Copy every line with the string "must" in it.
─── Exercise data
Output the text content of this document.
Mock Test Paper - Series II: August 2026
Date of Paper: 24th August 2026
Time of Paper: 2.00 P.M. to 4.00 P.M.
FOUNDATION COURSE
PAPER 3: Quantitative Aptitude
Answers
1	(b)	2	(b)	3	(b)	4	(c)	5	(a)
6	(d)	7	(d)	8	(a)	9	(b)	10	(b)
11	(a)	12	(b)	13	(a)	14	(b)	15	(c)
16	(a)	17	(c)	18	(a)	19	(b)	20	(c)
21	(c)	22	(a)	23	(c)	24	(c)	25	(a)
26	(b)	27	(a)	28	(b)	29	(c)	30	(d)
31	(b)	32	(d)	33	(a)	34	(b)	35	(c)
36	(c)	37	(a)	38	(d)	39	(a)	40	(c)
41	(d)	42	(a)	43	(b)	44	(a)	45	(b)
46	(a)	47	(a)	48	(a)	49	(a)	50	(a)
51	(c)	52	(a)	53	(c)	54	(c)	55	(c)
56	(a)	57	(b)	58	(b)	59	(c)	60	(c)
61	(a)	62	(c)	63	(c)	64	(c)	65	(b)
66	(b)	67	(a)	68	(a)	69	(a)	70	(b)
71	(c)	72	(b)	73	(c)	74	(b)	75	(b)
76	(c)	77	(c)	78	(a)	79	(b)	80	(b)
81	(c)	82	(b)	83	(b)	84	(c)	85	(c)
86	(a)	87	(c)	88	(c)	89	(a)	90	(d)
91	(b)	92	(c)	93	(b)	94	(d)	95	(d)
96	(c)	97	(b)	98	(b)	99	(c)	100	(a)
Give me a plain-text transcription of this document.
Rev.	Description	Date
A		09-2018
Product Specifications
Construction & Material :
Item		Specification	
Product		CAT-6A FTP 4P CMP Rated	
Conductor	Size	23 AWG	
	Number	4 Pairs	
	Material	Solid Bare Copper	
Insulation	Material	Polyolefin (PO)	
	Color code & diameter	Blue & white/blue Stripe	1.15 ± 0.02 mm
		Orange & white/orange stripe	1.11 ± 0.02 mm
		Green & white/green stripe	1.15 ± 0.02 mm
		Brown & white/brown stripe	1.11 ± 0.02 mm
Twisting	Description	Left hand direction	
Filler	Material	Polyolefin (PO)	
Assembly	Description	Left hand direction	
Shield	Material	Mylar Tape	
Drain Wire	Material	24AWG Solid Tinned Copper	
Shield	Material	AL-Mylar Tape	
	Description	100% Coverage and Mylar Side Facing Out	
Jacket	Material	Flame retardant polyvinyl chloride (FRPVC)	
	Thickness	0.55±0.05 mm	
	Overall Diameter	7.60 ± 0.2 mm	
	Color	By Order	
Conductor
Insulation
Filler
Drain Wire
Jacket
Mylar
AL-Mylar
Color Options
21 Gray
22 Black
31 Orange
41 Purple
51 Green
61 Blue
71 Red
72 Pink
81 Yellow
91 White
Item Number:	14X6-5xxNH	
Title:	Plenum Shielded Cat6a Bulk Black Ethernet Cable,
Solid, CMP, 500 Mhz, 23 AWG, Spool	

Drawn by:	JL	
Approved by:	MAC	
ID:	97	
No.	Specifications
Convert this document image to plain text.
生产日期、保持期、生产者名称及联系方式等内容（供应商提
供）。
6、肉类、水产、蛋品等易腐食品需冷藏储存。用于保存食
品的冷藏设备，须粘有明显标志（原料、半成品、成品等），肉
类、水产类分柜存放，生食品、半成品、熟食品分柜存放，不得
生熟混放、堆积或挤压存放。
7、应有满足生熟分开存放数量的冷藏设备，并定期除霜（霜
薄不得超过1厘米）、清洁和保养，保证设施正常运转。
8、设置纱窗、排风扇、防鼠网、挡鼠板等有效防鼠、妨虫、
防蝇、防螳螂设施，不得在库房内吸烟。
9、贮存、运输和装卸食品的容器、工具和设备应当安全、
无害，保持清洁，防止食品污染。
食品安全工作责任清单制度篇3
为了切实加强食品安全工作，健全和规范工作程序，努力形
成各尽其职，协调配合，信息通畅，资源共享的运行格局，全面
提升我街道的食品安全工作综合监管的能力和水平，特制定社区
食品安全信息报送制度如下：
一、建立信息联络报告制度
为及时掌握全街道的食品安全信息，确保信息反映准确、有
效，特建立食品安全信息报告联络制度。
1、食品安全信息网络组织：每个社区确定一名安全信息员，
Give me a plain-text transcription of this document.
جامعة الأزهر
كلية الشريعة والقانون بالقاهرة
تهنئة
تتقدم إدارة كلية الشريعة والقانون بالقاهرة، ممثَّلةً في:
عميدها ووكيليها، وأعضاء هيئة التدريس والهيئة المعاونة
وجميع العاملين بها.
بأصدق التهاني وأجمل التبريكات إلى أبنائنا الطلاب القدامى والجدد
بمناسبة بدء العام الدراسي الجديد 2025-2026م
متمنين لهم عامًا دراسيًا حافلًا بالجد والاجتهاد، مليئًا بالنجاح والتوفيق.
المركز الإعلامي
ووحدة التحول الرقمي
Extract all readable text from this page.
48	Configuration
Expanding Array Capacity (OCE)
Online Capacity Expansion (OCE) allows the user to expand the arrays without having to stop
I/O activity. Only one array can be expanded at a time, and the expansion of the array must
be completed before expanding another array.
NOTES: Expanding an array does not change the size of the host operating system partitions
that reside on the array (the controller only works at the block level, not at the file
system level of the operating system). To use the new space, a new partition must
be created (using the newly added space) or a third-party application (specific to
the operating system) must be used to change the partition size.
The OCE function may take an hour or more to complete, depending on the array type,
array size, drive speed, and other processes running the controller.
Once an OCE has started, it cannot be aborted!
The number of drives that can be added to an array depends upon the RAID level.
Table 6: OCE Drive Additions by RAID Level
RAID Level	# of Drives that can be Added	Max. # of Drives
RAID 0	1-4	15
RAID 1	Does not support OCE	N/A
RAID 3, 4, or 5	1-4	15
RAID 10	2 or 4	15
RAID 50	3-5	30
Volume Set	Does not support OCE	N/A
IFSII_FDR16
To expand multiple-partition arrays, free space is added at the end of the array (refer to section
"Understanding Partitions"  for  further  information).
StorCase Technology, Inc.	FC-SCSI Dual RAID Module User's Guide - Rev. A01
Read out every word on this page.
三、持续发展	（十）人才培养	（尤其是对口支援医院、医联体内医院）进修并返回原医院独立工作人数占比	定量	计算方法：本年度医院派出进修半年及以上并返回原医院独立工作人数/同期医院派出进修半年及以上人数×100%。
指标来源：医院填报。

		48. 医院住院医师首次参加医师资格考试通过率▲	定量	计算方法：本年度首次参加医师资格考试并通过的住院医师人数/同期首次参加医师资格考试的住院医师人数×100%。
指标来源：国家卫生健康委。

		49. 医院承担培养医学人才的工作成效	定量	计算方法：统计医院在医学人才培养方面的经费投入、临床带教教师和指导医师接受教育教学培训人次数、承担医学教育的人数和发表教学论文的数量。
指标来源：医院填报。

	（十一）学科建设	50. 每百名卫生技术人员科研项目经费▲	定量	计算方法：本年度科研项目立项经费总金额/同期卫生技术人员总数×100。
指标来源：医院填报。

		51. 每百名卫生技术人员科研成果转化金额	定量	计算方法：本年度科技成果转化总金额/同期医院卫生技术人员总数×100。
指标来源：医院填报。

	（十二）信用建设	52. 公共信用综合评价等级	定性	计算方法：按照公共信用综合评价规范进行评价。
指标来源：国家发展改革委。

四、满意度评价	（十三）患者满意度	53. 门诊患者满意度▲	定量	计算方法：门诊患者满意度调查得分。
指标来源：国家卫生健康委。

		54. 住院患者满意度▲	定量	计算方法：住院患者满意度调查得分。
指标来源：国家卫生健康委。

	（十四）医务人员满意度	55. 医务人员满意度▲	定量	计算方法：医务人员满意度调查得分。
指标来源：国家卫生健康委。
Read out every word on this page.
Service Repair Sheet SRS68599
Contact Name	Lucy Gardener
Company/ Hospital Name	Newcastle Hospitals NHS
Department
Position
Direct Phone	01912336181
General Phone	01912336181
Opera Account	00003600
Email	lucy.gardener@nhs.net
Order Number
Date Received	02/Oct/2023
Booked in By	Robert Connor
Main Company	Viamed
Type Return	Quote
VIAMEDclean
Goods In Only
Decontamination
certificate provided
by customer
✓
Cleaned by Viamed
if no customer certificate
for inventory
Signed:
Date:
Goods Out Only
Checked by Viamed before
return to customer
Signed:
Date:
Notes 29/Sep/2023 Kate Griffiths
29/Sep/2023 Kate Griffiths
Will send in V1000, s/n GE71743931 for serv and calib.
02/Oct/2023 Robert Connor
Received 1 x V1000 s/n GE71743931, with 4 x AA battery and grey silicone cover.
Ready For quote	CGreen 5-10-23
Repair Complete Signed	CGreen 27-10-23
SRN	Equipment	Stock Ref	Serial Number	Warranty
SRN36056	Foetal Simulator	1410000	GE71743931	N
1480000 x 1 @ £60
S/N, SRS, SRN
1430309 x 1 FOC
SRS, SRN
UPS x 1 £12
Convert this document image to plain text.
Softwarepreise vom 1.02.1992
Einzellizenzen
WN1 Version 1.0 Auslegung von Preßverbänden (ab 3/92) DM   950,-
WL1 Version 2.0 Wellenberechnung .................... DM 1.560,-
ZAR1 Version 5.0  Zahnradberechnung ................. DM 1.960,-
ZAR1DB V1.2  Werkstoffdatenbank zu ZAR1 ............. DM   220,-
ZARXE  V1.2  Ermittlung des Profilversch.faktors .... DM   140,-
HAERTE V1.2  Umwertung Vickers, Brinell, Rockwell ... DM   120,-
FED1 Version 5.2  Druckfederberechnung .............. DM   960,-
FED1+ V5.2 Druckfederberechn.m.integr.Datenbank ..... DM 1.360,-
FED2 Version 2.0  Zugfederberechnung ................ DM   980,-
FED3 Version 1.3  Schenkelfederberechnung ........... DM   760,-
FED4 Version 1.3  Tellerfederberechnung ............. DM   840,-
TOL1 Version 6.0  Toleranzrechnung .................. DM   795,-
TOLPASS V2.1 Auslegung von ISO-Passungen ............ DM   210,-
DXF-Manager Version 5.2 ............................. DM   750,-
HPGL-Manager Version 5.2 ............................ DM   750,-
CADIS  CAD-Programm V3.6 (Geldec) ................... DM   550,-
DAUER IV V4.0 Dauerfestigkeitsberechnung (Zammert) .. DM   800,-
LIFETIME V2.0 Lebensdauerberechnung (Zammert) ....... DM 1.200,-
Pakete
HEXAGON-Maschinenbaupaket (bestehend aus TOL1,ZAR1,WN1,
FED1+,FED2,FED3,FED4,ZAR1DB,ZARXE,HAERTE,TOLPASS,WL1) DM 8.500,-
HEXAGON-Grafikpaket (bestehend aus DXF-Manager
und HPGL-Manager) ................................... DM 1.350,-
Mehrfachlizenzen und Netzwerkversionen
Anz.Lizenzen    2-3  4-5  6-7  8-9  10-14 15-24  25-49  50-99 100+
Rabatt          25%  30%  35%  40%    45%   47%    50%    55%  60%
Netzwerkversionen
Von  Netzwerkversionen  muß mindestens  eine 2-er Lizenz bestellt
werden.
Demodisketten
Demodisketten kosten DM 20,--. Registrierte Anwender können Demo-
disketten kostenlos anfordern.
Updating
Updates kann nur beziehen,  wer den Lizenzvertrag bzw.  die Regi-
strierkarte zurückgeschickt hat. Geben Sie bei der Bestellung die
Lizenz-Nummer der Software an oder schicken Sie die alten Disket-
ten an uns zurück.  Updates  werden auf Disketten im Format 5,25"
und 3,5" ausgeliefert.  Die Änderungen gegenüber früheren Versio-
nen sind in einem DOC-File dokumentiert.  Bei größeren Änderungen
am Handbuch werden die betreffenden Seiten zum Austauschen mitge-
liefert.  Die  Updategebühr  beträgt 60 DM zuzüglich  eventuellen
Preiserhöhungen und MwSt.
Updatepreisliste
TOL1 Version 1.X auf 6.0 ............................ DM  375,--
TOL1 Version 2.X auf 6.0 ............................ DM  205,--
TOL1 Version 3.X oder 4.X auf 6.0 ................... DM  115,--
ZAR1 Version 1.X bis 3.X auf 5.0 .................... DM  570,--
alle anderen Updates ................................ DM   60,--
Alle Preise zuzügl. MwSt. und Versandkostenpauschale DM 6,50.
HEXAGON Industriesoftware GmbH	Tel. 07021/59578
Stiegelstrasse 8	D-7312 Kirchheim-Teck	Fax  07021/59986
──────
**Solution below**:
I/O activity. Only one array can be expanded at a time, and the expansion of the array must
system level of the operating system). To use the new space, a new partition must
the operating system) must be used to change the partition size.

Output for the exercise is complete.